WHAT IS BEING ASKED >>
Write the material out again in full, exactly.

STORED RECORDS >>

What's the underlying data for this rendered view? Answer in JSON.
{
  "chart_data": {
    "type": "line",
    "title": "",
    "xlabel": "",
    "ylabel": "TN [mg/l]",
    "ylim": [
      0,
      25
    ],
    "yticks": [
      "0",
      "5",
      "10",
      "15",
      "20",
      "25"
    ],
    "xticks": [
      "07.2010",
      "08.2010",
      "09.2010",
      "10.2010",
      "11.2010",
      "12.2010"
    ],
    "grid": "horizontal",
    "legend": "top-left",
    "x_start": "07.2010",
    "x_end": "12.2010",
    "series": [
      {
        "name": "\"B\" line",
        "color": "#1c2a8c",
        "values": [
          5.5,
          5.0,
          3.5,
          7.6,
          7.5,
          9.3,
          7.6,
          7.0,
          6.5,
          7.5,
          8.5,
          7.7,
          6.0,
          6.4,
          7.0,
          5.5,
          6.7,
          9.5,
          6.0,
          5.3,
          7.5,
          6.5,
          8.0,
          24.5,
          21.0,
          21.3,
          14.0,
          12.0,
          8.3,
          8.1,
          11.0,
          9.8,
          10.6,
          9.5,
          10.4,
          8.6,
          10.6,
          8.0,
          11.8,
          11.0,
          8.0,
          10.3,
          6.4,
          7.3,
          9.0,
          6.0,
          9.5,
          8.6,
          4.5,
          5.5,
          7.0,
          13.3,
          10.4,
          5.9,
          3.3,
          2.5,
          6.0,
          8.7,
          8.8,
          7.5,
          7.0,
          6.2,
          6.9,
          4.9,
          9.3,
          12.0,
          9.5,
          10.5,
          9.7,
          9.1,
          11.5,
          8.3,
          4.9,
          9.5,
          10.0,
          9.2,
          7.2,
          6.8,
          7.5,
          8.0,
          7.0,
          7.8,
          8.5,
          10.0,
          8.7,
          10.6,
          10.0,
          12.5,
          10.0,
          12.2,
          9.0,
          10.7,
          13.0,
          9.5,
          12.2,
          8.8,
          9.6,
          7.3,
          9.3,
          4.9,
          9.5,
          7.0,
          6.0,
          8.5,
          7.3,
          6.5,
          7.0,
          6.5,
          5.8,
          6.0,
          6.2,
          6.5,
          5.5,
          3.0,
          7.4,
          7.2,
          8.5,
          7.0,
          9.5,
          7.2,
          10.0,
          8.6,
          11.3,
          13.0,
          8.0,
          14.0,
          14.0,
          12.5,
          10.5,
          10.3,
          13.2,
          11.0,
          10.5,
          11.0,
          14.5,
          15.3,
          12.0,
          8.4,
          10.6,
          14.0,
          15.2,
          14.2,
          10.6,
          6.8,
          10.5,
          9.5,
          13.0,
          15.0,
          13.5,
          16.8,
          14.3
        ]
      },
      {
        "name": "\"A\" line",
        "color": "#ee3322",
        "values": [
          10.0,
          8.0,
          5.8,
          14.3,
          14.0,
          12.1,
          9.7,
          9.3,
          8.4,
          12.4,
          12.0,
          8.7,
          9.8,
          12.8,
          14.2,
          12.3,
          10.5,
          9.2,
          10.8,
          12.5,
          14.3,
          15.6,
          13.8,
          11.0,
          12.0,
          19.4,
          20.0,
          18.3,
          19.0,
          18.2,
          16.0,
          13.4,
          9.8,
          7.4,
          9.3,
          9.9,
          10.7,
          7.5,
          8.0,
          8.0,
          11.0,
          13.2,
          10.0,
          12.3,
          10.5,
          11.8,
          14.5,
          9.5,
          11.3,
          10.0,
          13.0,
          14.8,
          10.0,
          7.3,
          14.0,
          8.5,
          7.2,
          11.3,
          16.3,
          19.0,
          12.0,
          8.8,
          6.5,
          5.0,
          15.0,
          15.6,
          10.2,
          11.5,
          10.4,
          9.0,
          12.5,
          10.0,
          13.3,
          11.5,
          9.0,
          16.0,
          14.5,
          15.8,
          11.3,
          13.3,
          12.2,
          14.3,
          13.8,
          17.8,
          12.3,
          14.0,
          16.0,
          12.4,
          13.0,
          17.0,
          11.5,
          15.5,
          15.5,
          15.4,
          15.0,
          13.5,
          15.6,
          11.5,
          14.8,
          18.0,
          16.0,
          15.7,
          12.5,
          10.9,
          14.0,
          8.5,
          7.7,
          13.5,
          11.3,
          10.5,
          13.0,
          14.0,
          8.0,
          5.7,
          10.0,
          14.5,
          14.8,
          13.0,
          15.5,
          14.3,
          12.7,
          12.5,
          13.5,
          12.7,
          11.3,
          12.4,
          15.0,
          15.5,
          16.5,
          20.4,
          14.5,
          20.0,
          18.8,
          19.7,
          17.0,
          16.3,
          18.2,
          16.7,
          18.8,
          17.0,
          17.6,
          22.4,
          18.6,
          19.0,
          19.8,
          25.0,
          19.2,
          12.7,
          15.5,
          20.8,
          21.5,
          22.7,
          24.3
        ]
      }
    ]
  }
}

RESULT >>
What's the underlying data for this rendered view? Answer in JSON.
{
  "chart_data": {
    "type": "line",
    "title": "",
    "xlabel": "",
    "ylabel": "TN [mg/l]",
    "ylim": [
      0,
      25
    ],
    "yticks": [
      "0",
      "5",
      "10",
      "15",
      "20",
      "25"
    ],
    "xticks": [
      "07.2010",
      "08.2010",
      "09.2010",
      "10.2010",
      "11.2010",
      "12.2010"
    ],
    "grid": "horizontal",
    "legend": "top-left",
    "x_start": "07.2010",
    "x_end": "12.2010",
    "series": [
      {
        "name": "\"B\" line",
        "color": "#1c2a8c",
        "values": [
          5.5,
          5.0,
          3.5,
          7.6,
          7.5,
          9.3,
          7.6,
          7.0,
          6.5,
          7.5,
          8.5,
          7.7,
          6.0,
          6.4,
          7.0,
          5.5,
          6.7,
          9.5,
          6.0,
          5.3,
          7.5,
          6.5,
          8.0,
          24.5,
          21.0,
          21.3,
          14.0,
          12.0,
          8.3,
          8.1,
          11.0,
          9.8,
          10.6,
          9.5,
          10.4,
          8.6,
          10.6,
          8.0,
          11.8,
          11.0,
          8.0,
          10.3,
          6.4,
          7.3,
          9.0,
          6.0,
          9.5,
          8.6,
          4.5,
          5.5,
          7.0,
          13.3,
          10.4,
          5.9,
          3.3,
          2.5,
          6.0,
          8.7,
          8.8,
          7.5,
          7.0,
          6.2,
          6.9,
          4.9,
          9.3,
          12.0,
          9.5,
          10.5,
          9.7,
          9.1,
          11.5,
          8.3,
          4.9,
          9.5,
          10.0,
          9.2,
          7.2,
          6.8,
          7.5,
          8.0,
          7.0,
          7.8,
          8.5,
          10.0,
          8.7,
          10.6,
          10.0,
          12.5,
          10.0,
          12.2,
          9.0,
          10.7,
          13.0,
          9.5,
          12.2,
          8.8,
          9.6,
          7.3,
          9.3,
          4.9,
          9.5,
          7.0,
          6.0,
          8.5,
          7.3,
          6.5,
          7.0,
          6.5,
          5.8,
          6.0,
          6.2,
          6.5,
          5.5,
          3.0,
          7.4,
          7.2,
          8.5,
          7.0,
          9.5,
          7.2,
          10.0,
          8.6,
          11.3,
          13.0,
          8.0,
          14.0,
          14.0,
          12.5,
          10.5,
          10.3,
          13.2,
          11.0,
          10.5,
          11.0,
          14.5,
          15.3,
          12.0,
          8.4,
          10.6,
          14.0,
          15.2,
          14.2,
          10.6,
          6.8,
          10.5,
          9.5,
          13.0,
          15.0,
          13.5,
          16.8,
          14.3
        ]
      },
      {
        "name": "\"A\" line",
        "color": "#ee3322",
        "values": [
          10.0,
          8.0,
          5.8,
          14.3,
          14.0,
          12.1,
          9.7,
          9.3,
          8.4,
          12.4,
          12.0,
          8.7,
          9.8,
          12.8,
          14.2,
          12.3,
          10.5,
          9.2,
          10.8,
          12.5,
          14.3,
          15.6,
          13.8,
          11.0,
          12.0,
          19.4,
          20.0,
          18.3,
          19.0,
          18.2,
          16.0,
          13.4,
          9.8,
          7.4,
          9.3,
          9.9,
          10.7,
          7.5,
          8.0,
          8.0,
          11.0,
          13.2,
          10.0,
          12.3,
          10.5,
          11.8,
          14.5,
          9.5,
          11.3,
          10.0,
          13.0,
          14.8,
          10.0,
          7.3,
          14.0,
          8.5,
          7.2,
          11.3,
          16.3,
          19.0,
          12.0,
          8.8,
          6.5,
          5.0,
          15.0,
          15.6,
          10.2,
          11.5,
          10.4,
          9.0,
          12.5,
          10.0,
          13.3,
          11.5,
          9.0,
          16.0,
          14.5,
          15.8,
          11.3,
          13.3,
          12.2,
          14.3,
          13.8,
          17.8,
          12.3,
          14.0,
          16.0,
          12.4,
          13.0,
          17.0,
          11.5,
          15.5,
          15.5,
          15.4,
          15.0,
          13.5,
          15.6,
          11.5,
          14.8,
          18.0,
          16.0,
          15.7,
          12.5,
          10.9,
          14.0,
          8.5,
          7.7,
          13.5,
          11.3,
          10.5,
          13.0,
          14.0,
          8.0,
          5.7,
          10.0,
          14.5,
          14.8,
          13.0,
          15.5,
          14.3,
          12.7,
          12.5,
          13.5,
          12.7,
          11.3,
          12.4,
          15.0,
          15.5,
          16.5,
          20.4,
          14.5,
          20.0,
          18.8,
          19.7,
          17.0,
          16.3,
          18.2,
          16.7,
          18.8,
          17.0,
          17.6,
          22.4,
          18.6,
          19.0,
          19.8,
          25.0,
          19.2,
          12.7,
          15.5,
          20.8,
          21.5,
          22.7,
          24.3
        ]
      }
    ]
  }
}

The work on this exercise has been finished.